▶ _WHAT YOU WILL DO_
Write the data out again, exactly as given.
··· MATERIALS PROVIDED ···
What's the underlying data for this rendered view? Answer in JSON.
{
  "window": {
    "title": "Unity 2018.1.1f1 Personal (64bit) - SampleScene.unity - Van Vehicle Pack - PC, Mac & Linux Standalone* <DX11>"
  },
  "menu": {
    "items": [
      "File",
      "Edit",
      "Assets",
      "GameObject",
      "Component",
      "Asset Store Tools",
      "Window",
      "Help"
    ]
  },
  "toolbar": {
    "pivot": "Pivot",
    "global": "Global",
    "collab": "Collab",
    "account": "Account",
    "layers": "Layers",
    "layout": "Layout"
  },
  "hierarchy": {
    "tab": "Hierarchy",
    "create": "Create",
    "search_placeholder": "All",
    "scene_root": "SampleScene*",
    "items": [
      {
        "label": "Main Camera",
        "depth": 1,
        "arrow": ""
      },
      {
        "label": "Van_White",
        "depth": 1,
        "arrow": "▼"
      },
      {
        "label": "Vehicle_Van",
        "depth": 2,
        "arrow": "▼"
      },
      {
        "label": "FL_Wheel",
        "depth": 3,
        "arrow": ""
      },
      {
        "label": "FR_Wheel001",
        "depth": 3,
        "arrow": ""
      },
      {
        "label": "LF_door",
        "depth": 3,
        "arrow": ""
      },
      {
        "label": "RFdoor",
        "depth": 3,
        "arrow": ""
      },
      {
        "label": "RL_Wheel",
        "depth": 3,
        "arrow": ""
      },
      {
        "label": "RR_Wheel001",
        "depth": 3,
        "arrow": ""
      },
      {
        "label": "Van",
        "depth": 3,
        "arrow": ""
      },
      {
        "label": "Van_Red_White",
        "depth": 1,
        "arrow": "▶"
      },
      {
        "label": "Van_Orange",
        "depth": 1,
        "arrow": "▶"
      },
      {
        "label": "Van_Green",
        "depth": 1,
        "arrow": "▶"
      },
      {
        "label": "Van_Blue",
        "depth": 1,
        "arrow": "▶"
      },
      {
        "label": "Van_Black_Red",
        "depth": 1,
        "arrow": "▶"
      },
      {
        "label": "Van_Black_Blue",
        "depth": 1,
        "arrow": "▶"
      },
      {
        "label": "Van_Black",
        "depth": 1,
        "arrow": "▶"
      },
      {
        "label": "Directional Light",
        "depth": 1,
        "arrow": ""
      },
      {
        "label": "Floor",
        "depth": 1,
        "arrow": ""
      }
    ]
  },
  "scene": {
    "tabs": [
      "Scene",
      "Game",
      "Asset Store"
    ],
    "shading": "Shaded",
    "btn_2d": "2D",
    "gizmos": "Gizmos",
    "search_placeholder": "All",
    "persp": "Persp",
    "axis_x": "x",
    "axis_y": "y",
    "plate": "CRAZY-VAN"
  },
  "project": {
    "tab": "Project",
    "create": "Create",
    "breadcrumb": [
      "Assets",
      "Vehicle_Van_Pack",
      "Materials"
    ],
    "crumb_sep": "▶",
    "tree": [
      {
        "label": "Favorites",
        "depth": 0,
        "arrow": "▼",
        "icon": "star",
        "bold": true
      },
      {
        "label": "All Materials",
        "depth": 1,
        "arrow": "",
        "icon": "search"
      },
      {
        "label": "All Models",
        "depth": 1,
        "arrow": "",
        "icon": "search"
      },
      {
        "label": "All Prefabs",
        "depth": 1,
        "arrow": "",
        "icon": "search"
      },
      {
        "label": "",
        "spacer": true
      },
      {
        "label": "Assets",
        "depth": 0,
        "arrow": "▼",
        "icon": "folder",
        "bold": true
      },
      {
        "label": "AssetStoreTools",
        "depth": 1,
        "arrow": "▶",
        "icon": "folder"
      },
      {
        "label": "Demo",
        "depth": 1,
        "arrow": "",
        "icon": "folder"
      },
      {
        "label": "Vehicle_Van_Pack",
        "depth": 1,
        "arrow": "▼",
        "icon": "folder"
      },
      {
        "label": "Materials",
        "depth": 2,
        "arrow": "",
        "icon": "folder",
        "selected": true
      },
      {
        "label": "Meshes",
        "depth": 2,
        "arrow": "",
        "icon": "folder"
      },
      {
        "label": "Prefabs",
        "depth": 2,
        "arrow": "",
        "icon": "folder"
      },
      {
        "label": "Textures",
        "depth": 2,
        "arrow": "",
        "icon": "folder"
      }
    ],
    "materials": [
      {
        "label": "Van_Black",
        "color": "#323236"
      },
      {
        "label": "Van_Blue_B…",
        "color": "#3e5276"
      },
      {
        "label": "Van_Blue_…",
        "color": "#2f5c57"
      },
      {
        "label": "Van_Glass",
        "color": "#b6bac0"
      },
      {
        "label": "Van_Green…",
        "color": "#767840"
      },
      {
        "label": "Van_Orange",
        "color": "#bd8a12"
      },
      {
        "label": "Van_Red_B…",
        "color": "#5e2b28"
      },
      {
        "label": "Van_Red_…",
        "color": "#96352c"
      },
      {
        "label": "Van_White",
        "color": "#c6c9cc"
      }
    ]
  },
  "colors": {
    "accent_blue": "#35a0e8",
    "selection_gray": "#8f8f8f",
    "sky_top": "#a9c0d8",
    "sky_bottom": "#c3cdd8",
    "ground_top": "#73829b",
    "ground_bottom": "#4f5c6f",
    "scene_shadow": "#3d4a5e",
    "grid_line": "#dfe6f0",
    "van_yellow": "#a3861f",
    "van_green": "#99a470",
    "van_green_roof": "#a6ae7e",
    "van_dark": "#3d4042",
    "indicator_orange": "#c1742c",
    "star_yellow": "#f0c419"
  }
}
···
▶ _EXERCISE ANSWER_
What's the underlying data for this rendered view? Answer in JSON.
{
  "window": {
    "title": "Unity 2018.1.1f1 Personal (64bit) - SampleScene.unity - Van Vehicle Pack - PC, Mac & Linux Standalone* <DX11>"
  },
  "menu": {
    "items": [
      "File",
      "Edit",
      "Assets",
      "GameObject",
      "Component",
      "Asset Store Tools",
      "Window",
      "Help"
    ]
  },
  "toolbar": {
    "pivot": "Pivot",
    "global": "Global",
    "collab": "Collab",
    "account": "Account",
    "layers": "Layers",
    "layout": "Layout"
  },
  "hierarchy": {
    "tab": "Hierarchy",
    "create": "Create",
    "search_placeholder": "All",
    "scene_root": "SampleScene*",
    "items": [
      {
        "label": "Main Camera",
        "depth": 1,
        "arrow": ""
      },
      {
        "label": "Van_White",
        "depth": 1,
        "arrow": "▼"
      },
      {
        "label": "Vehicle_Van",
        "depth": 2,
        "arrow": "▼"
      },
      {
        "label": "FL_Wheel",
        "depth": 3,
        "arrow": ""
      },
      {
        "label": "FR_Wheel001",
        "depth": 3,
        "arrow": ""
      },
      {
        "label": "LF_door",
        "depth": 3,
        "arrow": ""
      },
      {
        "label": "RFdoor",
        "depth": 3,
        "arrow": ""
      },
      {
        "label": "RL_Wheel",
        "depth": 3,
        "arrow": ""
      },
      {
        "label": "RR_Wheel001",
        "depth": 3,
        "arrow": ""
      },
      {
        "label": "Van",
        "depth": 3,
        "arrow": ""
      },
      {
        "label": "Van_Red_White",
        "depth": 1,
        "arrow": "▶"
      },
      {
        "label": "Van_Orange",
        "depth": 1,
        "arrow": "▶"
      },
      {
        "label": "Van_Green",
        "depth": 1,
        "arrow": "▶"
      },
      {
        "label": "Van_Blue",
        "depth": 1,
        "arrow": "▶"
      },
      {
        "label": "Van_Black_Red",
        "depth": 1,
        "arrow": "▶"
      },
      {
        "label": "Van_Black_Blue",
        "depth": 1,
        "arrow": "▶"
      },
      {
        "label": "Van_Black",
        "depth": 1,
        "arrow": "▶"
      },
      {
        "label": "Directional Light",
        "depth": 1,
        "arrow": ""
      },
      {
        "label": "Floor",
        "depth": 1,
        "arrow": ""
      }
    ]
  },
  "scene": {
    "tabs": [
      "Scene",
      "Game",
      "Asset Store"
    ],
    "shading": "Shaded",
    "btn_2d": "2D",
    "gizmos": "Gizmos",
    "search_placeholder": "All",
    "persp": "Persp",
    "axis_x": "x",
    "axis_y": "y",
    "plate": "CRAZY-VAN"
  },
  "project": {
    "tab": "Project",
    "create": "Create",
    "breadcrumb": [
      "Assets",
      "Vehicle_Van_Pack",
      "Materials"
    ],
    "crumb_sep": "▶",
    "tree": [
      {
        "label": "Favorites",
        "depth": 0,
        "arrow": "▼",
        "icon": "star",
        "bold": true
      },
      {
        "label": "All Materials",
        "depth": 1,
        "arrow": "",
        "icon": "search"
      },
      {
        "label": "All Models",
        "depth": 1,
        "arrow": "",
        "icon": "search"
      },
      {
        "label": "All Prefabs",
        "depth": 1,
        "arrow": "",
        "icon": "search"
      },
      {
        "label": "",
        "spacer": true
      },
      {
        "label": "Assets",
        "depth": 0,
        "arrow": "▼",
        "icon": "folder",
        "bold": true
      },
      {
        "label": "AssetStoreTools",
        "depth": 1,
        "arrow": "▶",
        "icon": "folder"
      },
      {
        "label": "Demo",
        "depth": 1,
        "arrow": "",
        "icon": "folder"
      },
      {
        "label": "Vehicle_Van_Pack",
        "depth": 1,
        "arrow": "▼",
        "icon": "folder"
      },
      {
        "label": "Materials",
        "depth": 2,
        "arrow": "",
        "icon": "folder",
        "selected": true
      },
      {
        "label": "Meshes",
        "depth": 2,
        "arrow": "",
        "icon": "folder"
      },
      {
        "label": "Prefabs",
        "depth": 2,
        "arrow": "",
        "icon": "folder"
      },
      {
        "label": "Textures",
        "depth": 2,
        "arrow": "",
        "icon": "folder"
      }
    ],
    "materials": [
      {
        "label": "Van_Black",
        "color": "#323236"
      },
      {
        "label": "Van_Blue_B…",
        "color": "#3e5276"
      },
      {
        "label": "Van_Blue_…",
        "color": "#2f5c57"
      },
      {
        "label": "Van_Glass",
        "color": "#b6bac0"
      },
      {
        "label": "Van_Green…",
        "color": "#767840"
      },
      {
        "label": "Van_Orange",
        "color": "#bd8a12"
      },
      {
        "label": "Van_Red_B…",
        "color": "#5e2b28"
      },
      {
        "label": "Van_Red_…",
        "color": "#96352c"
      },
      {
        "label": "Van_White",
        "color": "#c6c9cc"
      }
    ]
  },
  "colors": {
    "accent_blue": "#35a0e8",
    "selection_gray": "#8f8f8f",
    "sky_top": "#a9c0d8",
    "sky_bottom": "#c3cdd8",
    "ground_top": "#73829b",
    "ground_bottom": "#4f5c6f",
    "scene_shadow": "#3d4a5e",
    "grid_line": "#dfe6f0",
    "van_yellow": "#a3861f",
    "van_green": "#99a470",
    "van_green_roof": "#a6ae7e",
    "van_dark": "#3d4042",
    "indicator_orange": "#c1742c",
    "star_yellow": "#f0c419"
  }
}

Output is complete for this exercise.